# Your goal
Copy every record below, exactly as written.

──────── Data section

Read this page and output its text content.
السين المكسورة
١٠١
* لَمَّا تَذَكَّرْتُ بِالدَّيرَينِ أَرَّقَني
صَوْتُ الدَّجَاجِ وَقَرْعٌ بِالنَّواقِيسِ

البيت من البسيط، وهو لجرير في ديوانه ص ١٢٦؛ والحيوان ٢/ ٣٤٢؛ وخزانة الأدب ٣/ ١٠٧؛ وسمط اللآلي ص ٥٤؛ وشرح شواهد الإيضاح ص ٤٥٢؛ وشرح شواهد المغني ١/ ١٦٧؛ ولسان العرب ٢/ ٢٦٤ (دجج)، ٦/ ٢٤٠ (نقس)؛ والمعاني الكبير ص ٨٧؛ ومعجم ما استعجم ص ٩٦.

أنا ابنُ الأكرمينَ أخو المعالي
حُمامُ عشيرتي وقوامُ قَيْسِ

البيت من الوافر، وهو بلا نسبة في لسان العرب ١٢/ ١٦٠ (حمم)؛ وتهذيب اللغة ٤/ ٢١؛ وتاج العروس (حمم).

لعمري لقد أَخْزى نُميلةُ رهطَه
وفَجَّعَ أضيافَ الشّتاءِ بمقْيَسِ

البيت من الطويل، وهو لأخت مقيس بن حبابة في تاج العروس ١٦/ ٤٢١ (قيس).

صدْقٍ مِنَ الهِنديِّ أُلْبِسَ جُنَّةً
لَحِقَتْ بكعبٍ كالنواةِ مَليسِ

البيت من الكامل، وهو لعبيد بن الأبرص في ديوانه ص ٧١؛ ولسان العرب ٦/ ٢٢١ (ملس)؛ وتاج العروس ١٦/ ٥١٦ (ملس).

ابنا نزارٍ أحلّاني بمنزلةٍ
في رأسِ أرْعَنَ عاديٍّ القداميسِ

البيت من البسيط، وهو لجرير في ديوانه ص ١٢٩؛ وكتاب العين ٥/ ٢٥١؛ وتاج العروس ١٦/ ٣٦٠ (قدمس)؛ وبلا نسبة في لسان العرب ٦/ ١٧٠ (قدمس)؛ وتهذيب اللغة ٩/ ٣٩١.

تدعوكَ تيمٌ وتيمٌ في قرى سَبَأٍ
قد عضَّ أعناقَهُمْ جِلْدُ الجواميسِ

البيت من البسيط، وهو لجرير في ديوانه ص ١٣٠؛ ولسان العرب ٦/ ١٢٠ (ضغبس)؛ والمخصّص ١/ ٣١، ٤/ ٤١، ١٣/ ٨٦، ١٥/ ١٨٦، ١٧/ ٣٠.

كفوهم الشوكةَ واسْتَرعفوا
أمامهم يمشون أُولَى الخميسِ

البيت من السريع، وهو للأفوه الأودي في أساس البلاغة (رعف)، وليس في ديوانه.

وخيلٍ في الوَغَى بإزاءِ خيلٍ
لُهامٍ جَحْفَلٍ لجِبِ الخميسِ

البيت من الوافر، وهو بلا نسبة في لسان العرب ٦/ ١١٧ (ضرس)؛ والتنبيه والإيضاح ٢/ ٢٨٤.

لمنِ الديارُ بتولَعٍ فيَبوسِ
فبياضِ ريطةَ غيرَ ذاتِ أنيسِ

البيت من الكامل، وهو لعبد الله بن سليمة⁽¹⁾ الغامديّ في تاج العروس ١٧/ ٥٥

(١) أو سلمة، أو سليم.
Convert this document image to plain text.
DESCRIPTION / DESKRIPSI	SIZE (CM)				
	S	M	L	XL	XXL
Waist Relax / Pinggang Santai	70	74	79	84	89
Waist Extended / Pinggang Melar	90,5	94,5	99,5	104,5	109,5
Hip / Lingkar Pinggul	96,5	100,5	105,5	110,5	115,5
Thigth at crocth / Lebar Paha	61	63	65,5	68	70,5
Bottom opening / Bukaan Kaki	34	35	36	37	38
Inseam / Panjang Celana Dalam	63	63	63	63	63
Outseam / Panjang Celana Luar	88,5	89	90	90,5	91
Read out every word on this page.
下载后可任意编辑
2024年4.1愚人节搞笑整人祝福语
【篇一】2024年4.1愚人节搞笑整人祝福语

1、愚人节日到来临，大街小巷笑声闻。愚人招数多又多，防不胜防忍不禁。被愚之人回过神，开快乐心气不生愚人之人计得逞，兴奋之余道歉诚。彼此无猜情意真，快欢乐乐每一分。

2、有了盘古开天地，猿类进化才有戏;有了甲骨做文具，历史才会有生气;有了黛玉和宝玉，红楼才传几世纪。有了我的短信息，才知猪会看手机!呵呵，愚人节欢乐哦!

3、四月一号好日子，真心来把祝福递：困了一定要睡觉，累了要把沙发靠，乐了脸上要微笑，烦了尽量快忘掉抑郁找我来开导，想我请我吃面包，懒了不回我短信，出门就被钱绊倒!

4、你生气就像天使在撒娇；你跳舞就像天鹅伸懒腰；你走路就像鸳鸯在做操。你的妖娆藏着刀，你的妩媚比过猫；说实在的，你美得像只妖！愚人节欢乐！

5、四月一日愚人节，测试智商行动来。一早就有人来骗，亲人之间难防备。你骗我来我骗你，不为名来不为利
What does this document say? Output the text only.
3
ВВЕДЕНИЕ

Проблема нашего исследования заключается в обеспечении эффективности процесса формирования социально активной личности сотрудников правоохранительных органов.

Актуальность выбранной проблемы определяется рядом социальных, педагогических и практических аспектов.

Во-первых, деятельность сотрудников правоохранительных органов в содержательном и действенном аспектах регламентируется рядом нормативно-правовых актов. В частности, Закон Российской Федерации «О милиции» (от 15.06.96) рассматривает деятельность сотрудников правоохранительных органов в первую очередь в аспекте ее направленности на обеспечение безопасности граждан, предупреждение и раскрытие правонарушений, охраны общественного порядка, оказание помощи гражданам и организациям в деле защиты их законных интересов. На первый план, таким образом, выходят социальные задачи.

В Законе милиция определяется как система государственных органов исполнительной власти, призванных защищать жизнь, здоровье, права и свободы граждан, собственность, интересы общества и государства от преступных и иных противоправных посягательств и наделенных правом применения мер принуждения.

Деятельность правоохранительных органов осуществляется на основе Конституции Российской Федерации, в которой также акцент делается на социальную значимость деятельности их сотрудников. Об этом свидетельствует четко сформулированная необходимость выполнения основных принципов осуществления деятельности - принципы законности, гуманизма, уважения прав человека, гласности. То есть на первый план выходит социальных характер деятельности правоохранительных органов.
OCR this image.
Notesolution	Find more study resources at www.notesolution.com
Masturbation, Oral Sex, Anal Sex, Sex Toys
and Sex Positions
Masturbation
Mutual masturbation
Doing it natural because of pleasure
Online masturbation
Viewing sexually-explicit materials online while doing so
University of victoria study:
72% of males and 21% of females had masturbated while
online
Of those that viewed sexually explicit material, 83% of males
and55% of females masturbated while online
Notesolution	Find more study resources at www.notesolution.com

────────────────

# Exercise response
Read this page and output its text content.
السين المكسورة
١٠١
* لَمَّا تَذَكَّرْتُ بِالدَّيرَينِ أَرَّقَني
صَوْتُ الدَّجَاجِ وَقَرْعٌ بِالنَّواقِيسِ

البيت من البسيط، وهو لجرير في ديوانه ص ١٢٦؛ والحيوان ٢/ ٣٤٢؛ وخزانة الأدب ٣/ ١٠٧؛ وسمط اللآلي ص ٥٤؛ وشرح شواهد الإيضاح ص ٤٥٢؛ وشرح شواهد المغني ١/ ١٦٧؛ ولسان العرب ٢/ ٢٦٤ (دجج)، ٦/ ٢٤٠ (نقس)؛ والمعاني الكبير ص ٨٧؛ ومعجم ما استعجم ص ٩٦.

أنا ابنُ الأكرمينَ أخو المعالي
حُمامُ عشيرتي وقوامُ قَيْسِ

البيت من الوافر، وهو بلا نسبة في لسان العرب ١٢/ ١٦٠ (حمم)؛ وتهذيب اللغة ٤/ ٢١؛ وتاج العروس (حمم).

لعمري لقد أَخْزى نُميلةُ رهطَه
وفَجَّعَ أضيافَ الشّتاءِ بمقْيَسِ

البيت من الطويل، وهو لأخت مقيس بن حبابة في تاج العروس ١٦/ ٤٢١ (قيس).

صدْقٍ مِنَ الهِنديِّ أُلْبِسَ جُنَّةً
لَحِقَتْ بكعبٍ كالنواةِ مَليسِ

البيت من الكامل، وهو لعبيد بن الأبرص في ديوانه ص ٧١؛ ولسان العرب ٦/ ٢٢١ (ملس)؛ وتاج العروس ١٦/ ٥١٦ (ملس).

ابنا نزارٍ أحلّاني بمنزلةٍ
في رأسِ أرْعَنَ عاديٍّ القداميسِ

البيت من البسيط، وهو لجرير في ديوانه ص ١٢٩؛ وكتاب العين ٥/ ٢٥١؛ وتاج العروس ١٦/ ٣٦٠ (قدمس)؛ وبلا نسبة في لسان العرب ٦/ ١٧٠ (قدمس)؛ وتهذيب اللغة ٩/ ٣٩١.

تدعوكَ تيمٌ وتيمٌ في قرى سَبَأٍ
قد عضَّ أعناقَهُمْ جِلْدُ الجواميسِ

البيت من البسيط، وهو لجرير في ديوانه ص ١٣٠؛ ولسان العرب ٦/ ١٢٠ (ضغبس)؛ والمخصّص ١/ ٣١، ٤/ ٤١، ١٣/ ٨٦، ١٥/ ١٨٦، ١٧/ ٣٠.

كفوهم الشوكةَ واسْتَرعفوا
أمامهم يمشون أُولَى الخميسِ

البيت من السريع، وهو للأفوه الأودي في أساس البلاغة (رعف)، وليس في ديوانه.

وخيلٍ في الوَغَى بإزاءِ خيلٍ
لُهامٍ جَحْفَلٍ لجِبِ الخميسِ

البيت من الوافر، وهو بلا نسبة في لسان العرب ٦/ ١١٧ (ضرس)؛ والتنبيه والإيضاح ٢/ ٢٨٤.

لمنِ الديارُ بتولَعٍ فيَبوسِ
فبياضِ ريطةَ غيرَ ذاتِ أنيسِ

البيت من الكامل، وهو لعبد الله بن سليمة⁽¹⁾ الغامديّ في تاج العروس ١٧/ ٥٥

(١) أو سلمة، أو سليم.
Convert this document image to plain text.
DESCRIPTION / DESKRIPSI	SIZE (CM)				
	S	M	L	XL	XXL
Waist Relax / Pinggang Santai	70	74	79	84	89
Waist Extended / Pinggang Melar	90,5	94,5	99,5	104,5	109,5
Hip / Lingkar Pinggul	96,5	100,5	105,5	110,5	115,5
Thigth at crocth / Lebar Paha	61	63	65,5	68	70,5
Bottom opening / Bukaan Kaki	34	35	36	37	38
Inseam / Panjang Celana Dalam	63	63	63	63	63
Outseam / Panjang Celana Luar	88,5	89	90	90,5	91
Read out every word on this page.
下载后可任意编辑
2024年4.1愚人节搞笑整人祝福语
【篇一】2024年4.1愚人节搞笑整人祝福语

1、愚人节日到来临，大街小巷笑声闻。愚人招数多又多，防不胜防忍不禁。被愚之人回过神，开快乐心气不生愚人之人计得逞，兴奋之余道歉诚。彼此无猜情意真，快欢乐乐每一分。

2、有了盘古开天地，猿类进化才有戏;有了甲骨做文具，历史才会有生气;有了黛玉和宝玉，红楼才传几世纪。有了我的短信息，才知猪会看手机!呵呵，愚人节欢乐哦!

3、四月一号好日子，真心来把祝福递：困了一定要睡觉，累了要把沙发靠，乐了脸上要微笑，烦了尽量快忘掉抑郁找我来开导，想我请我吃面包，懒了不回我短信，出门就被钱绊倒!

4、你生气就像天使在撒娇；你跳舞就像天鹅伸懒腰；你走路就像鸳鸯在做操。你的妖娆藏着刀，你的妩媚比过猫；说实在的，你美得像只妖！愚人节欢乐！

5、四月一日愚人节，测试智商行动来。一早就有人来骗，亲人之间难防备。你骗我来我骗你，不为名来不为利
What does this document say? Output the text only.
3
ВВЕДЕНИЕ

Проблема нашего исследования заключается в обеспечении эффективности процесса формирования социально активной личности сотрудников правоохранительных органов.

Актуальность выбранной проблемы определяется рядом социальных, педагогических и практических аспектов.

Во-первых, деятельность сотрудников правоохранительных органов в содержательном и действенном аспектах регламентируется рядом нормативно-правовых актов. В частности, Закон Российской Федерации «О милиции» (от 15.06.96) рассматривает деятельность сотрудников правоохранительных органов в первую очередь в аспекте ее направленности на обеспечение безопасности граждан, предупреждение и раскрытие правонарушений, охраны общественного порядка, оказание помощи гражданам и организациям в деле защиты их законных интересов. На первый план, таким образом, выходят социальные задачи.

В Законе милиция определяется как система государственных органов исполнительной власти, призванных защищать жизнь, здоровье, права и свободы граждан, собственность, интересы общества и государства от преступных и иных противоправных посягательств и наделенных правом применения мер принуждения.

Деятельность правоохранительных органов осуществляется на основе Конституции Российской Федерации, в которой также акцент делается на социальную значимость деятельности их сотрудников. Об этом свидетельствует четко сформулированная необходимость выполнения основных принципов осуществления деятельности - принципы законности, гуманизма, уважения прав человека, гласности. То есть на первый план выходит социальных характер деятельности правоохранительных органов.
OCR this image.
Notesolution	Find more study resources at www.notesolution.com
Masturbation, Oral Sex, Anal Sex, Sex Toys
and Sex Positions
Masturbation
Mutual masturbation
Doing it natural because of pleasure
Online masturbation
Viewing sexually-explicit materials online while doing so
University of victoria study:
72% of males and 21% of females had masturbated while
online
Of those that viewed sexually explicit material, 83% of males
and55% of females masturbated while online
Notesolution	Find more study resources at www.notesolution.com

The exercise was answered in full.